* What the exercise asks: Wherever a line below holds the word "text", copy that line.

* Data for this task:
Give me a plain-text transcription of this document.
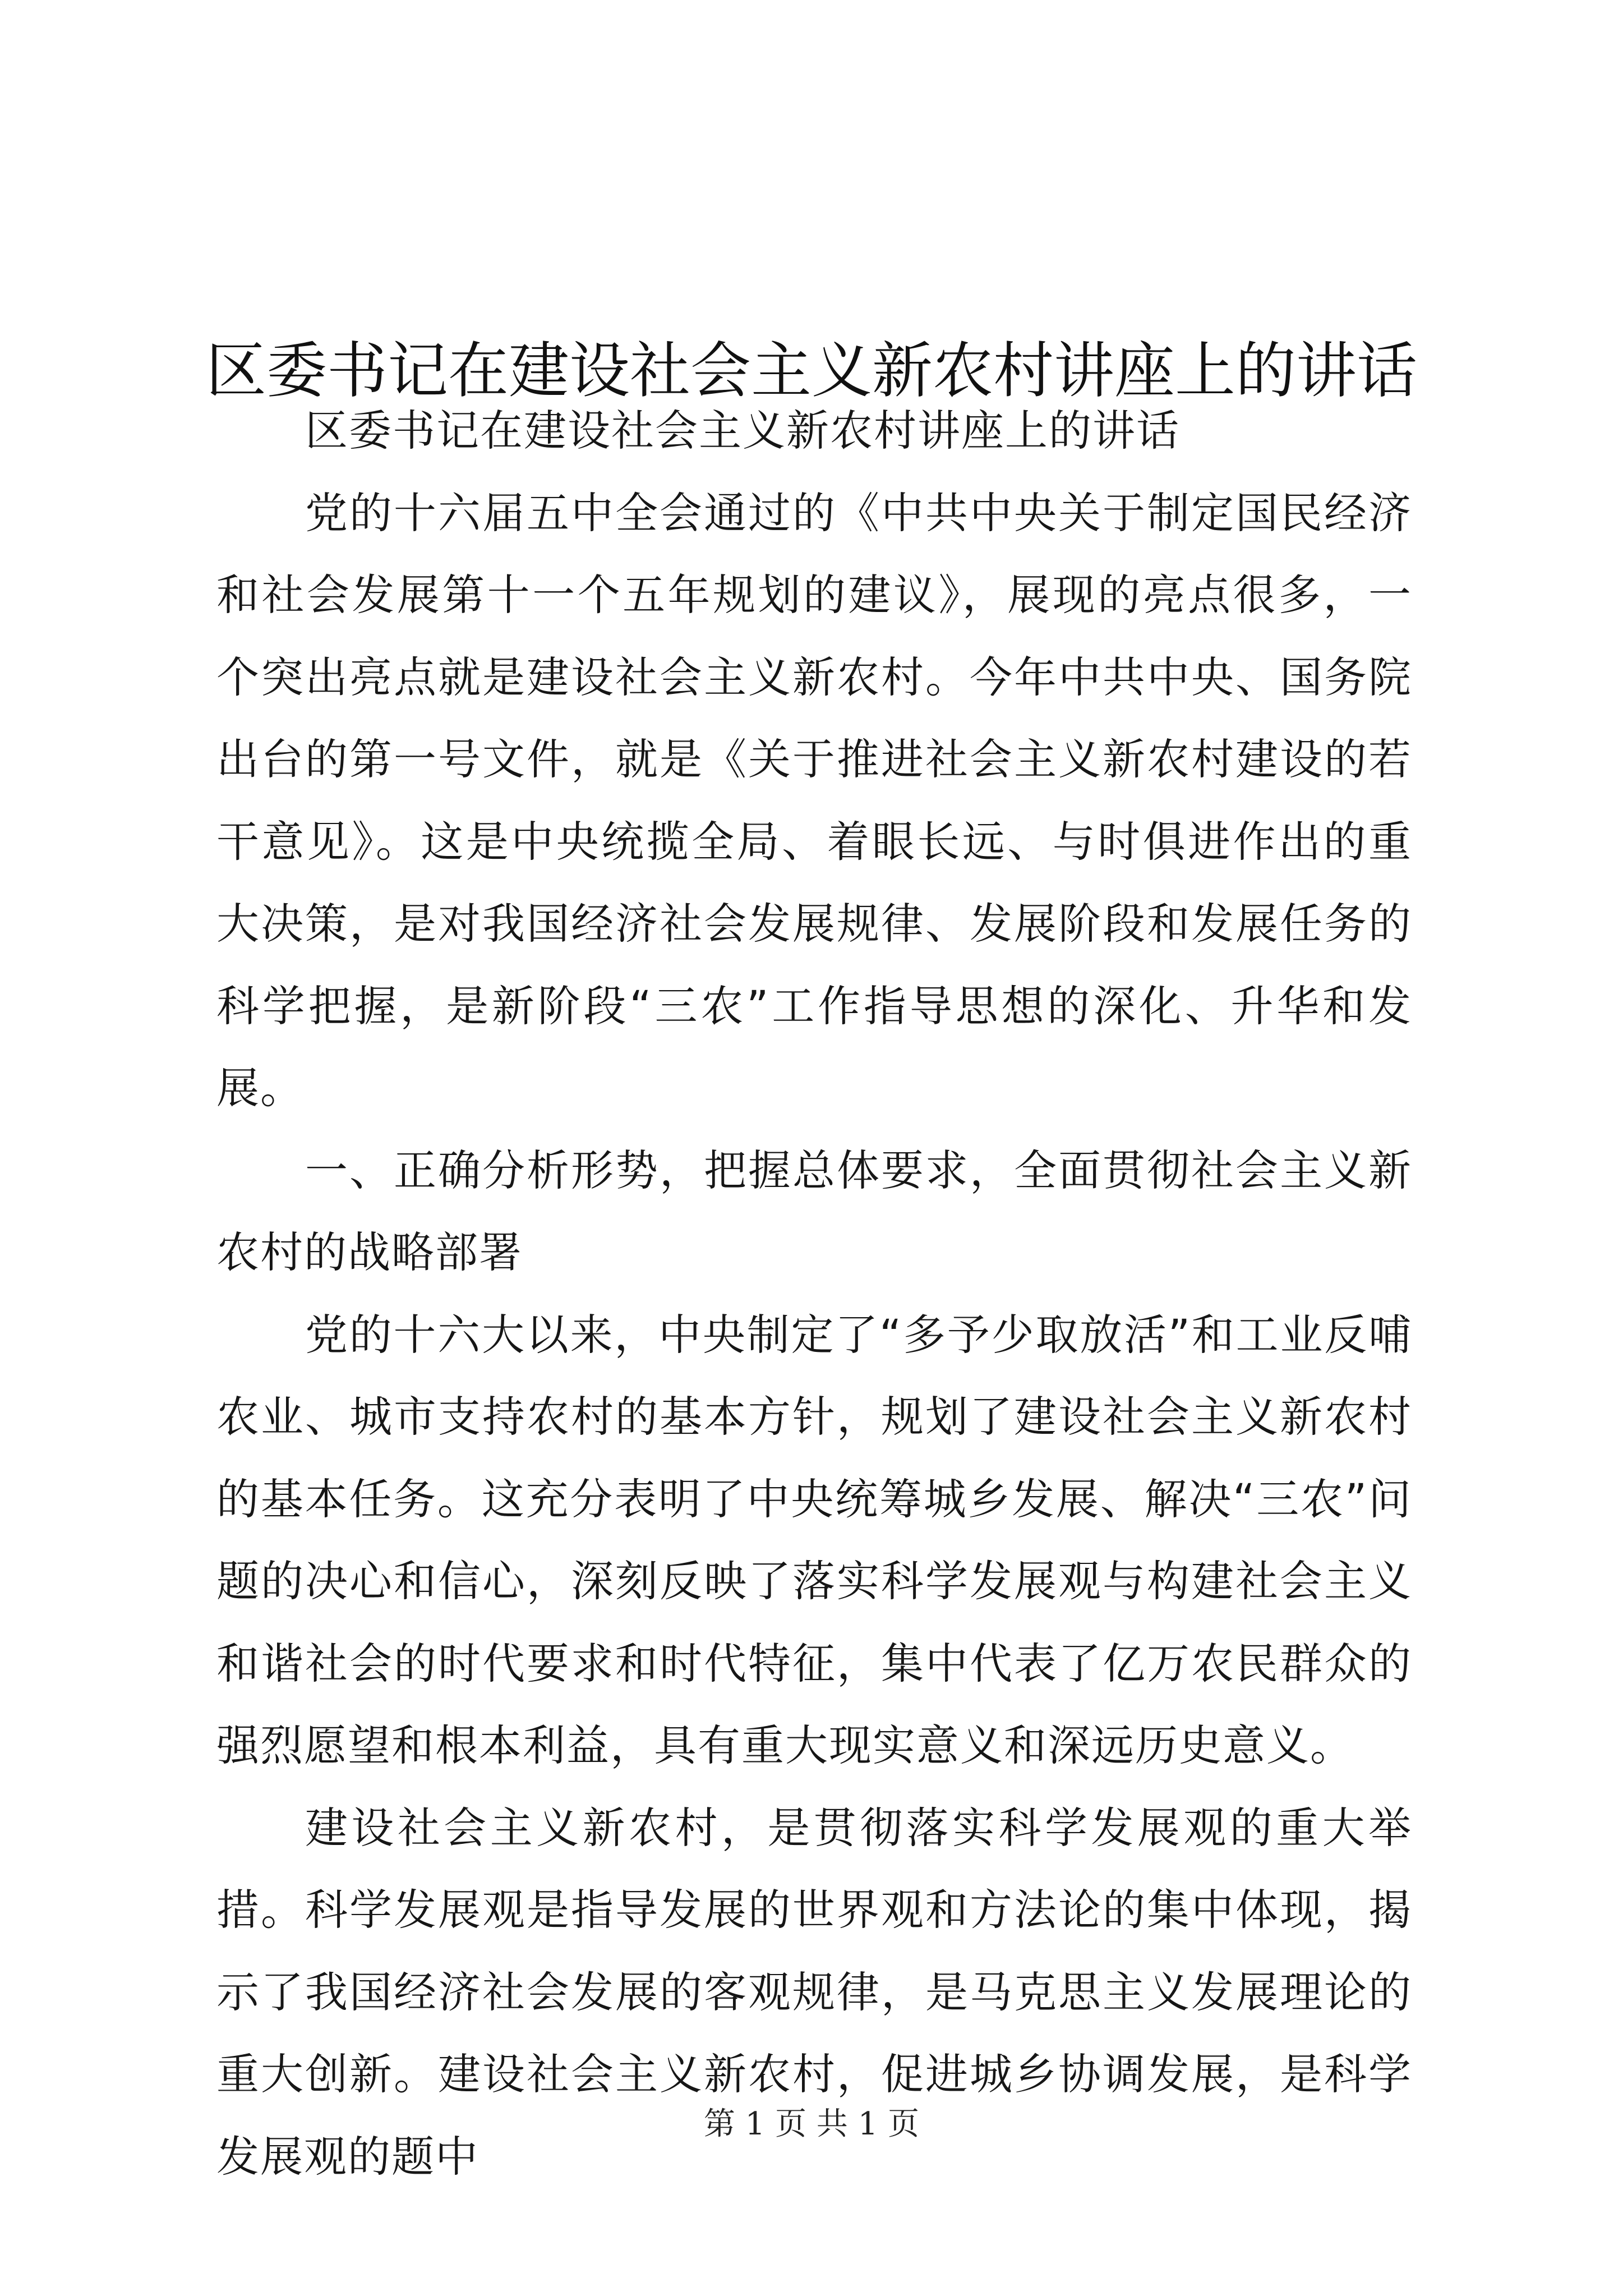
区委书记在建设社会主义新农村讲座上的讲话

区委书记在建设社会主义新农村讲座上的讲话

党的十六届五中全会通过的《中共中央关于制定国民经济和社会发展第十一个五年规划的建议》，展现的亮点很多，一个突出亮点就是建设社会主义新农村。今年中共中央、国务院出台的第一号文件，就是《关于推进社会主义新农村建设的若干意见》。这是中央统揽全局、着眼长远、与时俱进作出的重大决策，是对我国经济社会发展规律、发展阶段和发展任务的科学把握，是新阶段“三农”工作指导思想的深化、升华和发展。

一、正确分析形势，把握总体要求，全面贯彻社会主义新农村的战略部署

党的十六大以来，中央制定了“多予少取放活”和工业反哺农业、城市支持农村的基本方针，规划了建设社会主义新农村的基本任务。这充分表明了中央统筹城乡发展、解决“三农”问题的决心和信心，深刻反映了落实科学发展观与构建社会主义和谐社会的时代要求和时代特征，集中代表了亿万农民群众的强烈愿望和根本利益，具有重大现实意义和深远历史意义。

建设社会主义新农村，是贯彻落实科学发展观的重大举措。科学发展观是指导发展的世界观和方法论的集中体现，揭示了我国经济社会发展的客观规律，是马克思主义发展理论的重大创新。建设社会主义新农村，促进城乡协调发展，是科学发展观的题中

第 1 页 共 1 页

---

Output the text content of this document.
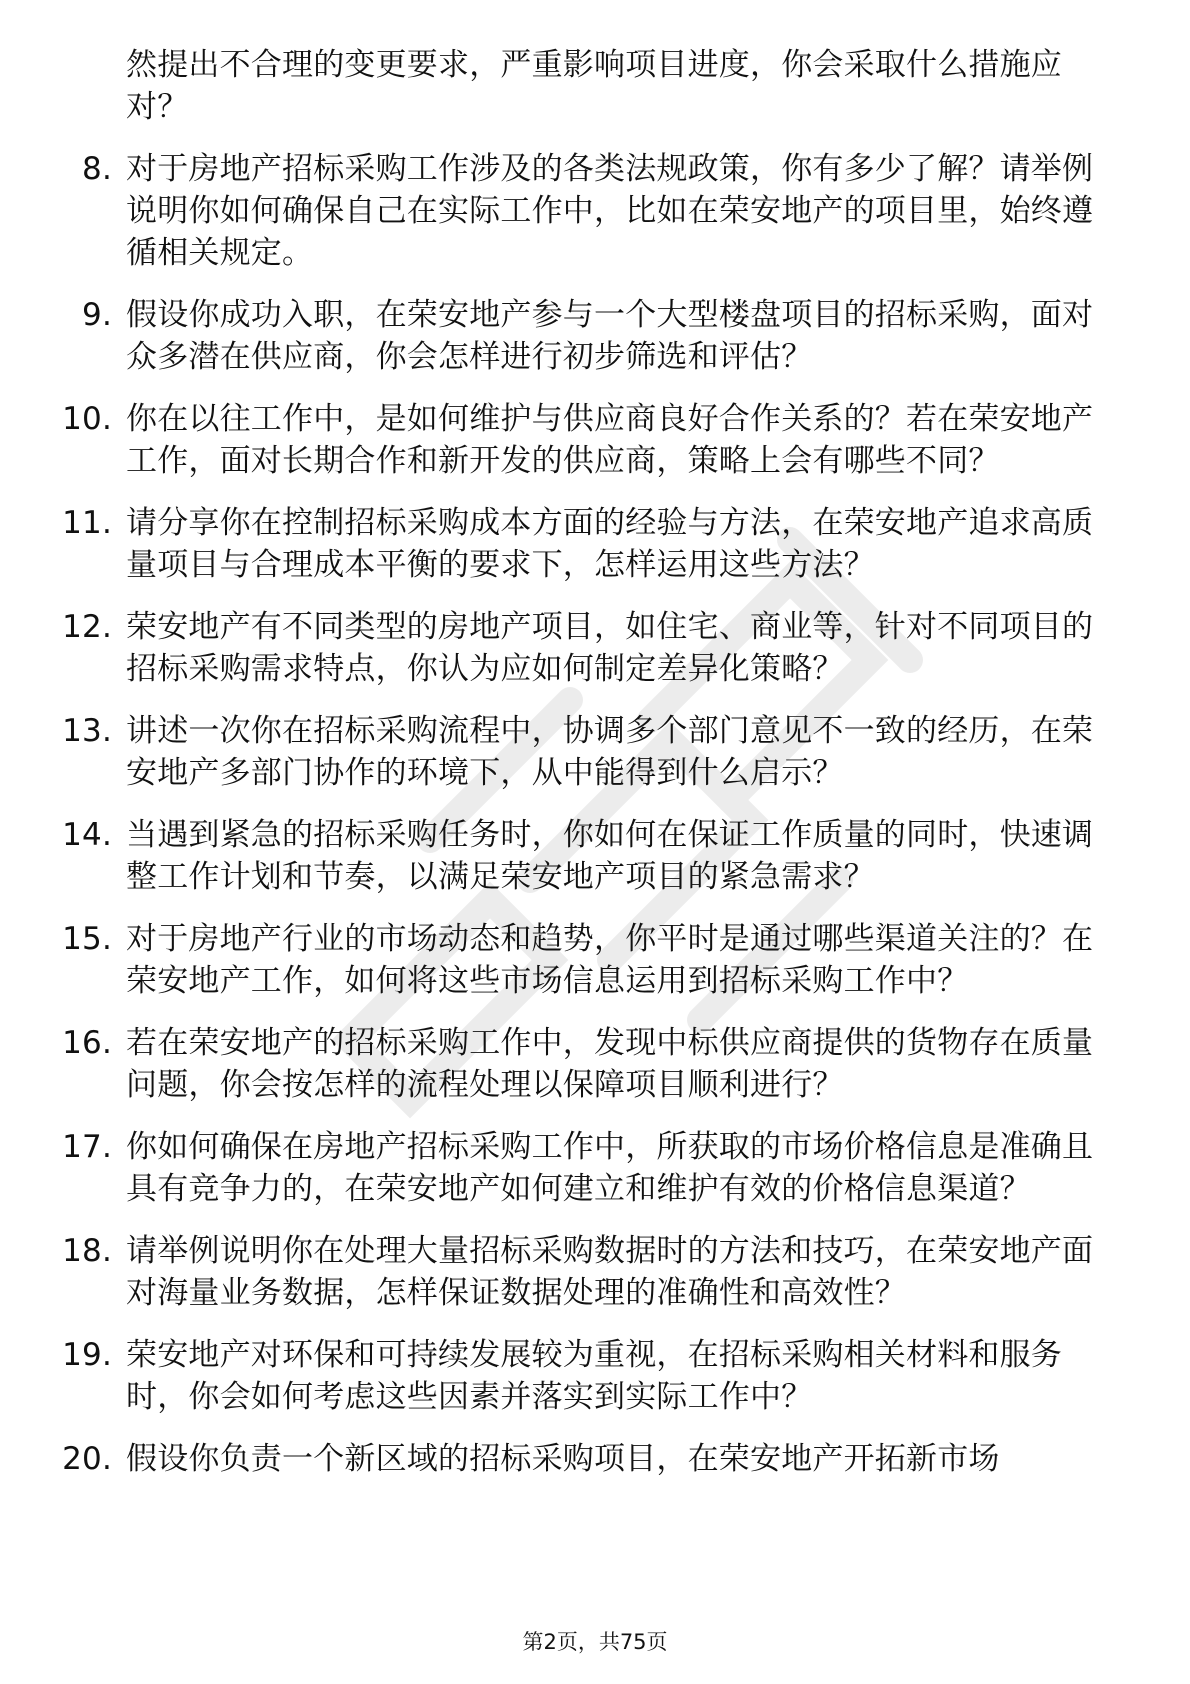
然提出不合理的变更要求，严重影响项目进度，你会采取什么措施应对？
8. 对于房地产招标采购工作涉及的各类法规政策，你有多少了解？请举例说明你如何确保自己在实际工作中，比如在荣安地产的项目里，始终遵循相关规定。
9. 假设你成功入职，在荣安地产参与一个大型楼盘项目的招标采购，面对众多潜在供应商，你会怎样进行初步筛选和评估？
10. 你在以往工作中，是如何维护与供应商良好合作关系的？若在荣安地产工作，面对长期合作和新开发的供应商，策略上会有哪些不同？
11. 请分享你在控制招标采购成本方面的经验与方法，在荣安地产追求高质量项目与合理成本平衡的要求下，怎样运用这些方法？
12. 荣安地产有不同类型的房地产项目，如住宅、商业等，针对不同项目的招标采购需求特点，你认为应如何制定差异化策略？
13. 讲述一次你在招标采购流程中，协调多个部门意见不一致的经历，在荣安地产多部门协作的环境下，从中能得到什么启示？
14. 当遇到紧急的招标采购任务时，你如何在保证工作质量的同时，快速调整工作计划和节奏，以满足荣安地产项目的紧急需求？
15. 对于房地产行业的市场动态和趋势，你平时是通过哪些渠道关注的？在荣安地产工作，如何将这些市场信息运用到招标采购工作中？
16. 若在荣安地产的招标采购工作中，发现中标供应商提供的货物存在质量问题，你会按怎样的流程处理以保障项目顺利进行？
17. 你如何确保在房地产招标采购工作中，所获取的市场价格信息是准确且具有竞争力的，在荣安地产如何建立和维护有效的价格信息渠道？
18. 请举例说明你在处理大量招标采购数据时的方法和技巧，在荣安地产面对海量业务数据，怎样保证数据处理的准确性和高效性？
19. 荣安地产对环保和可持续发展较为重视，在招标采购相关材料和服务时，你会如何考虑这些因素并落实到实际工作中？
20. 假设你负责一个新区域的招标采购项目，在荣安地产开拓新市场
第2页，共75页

* Result for this task:
Give me a plain-text transcription of this document.
Output the text content of this document.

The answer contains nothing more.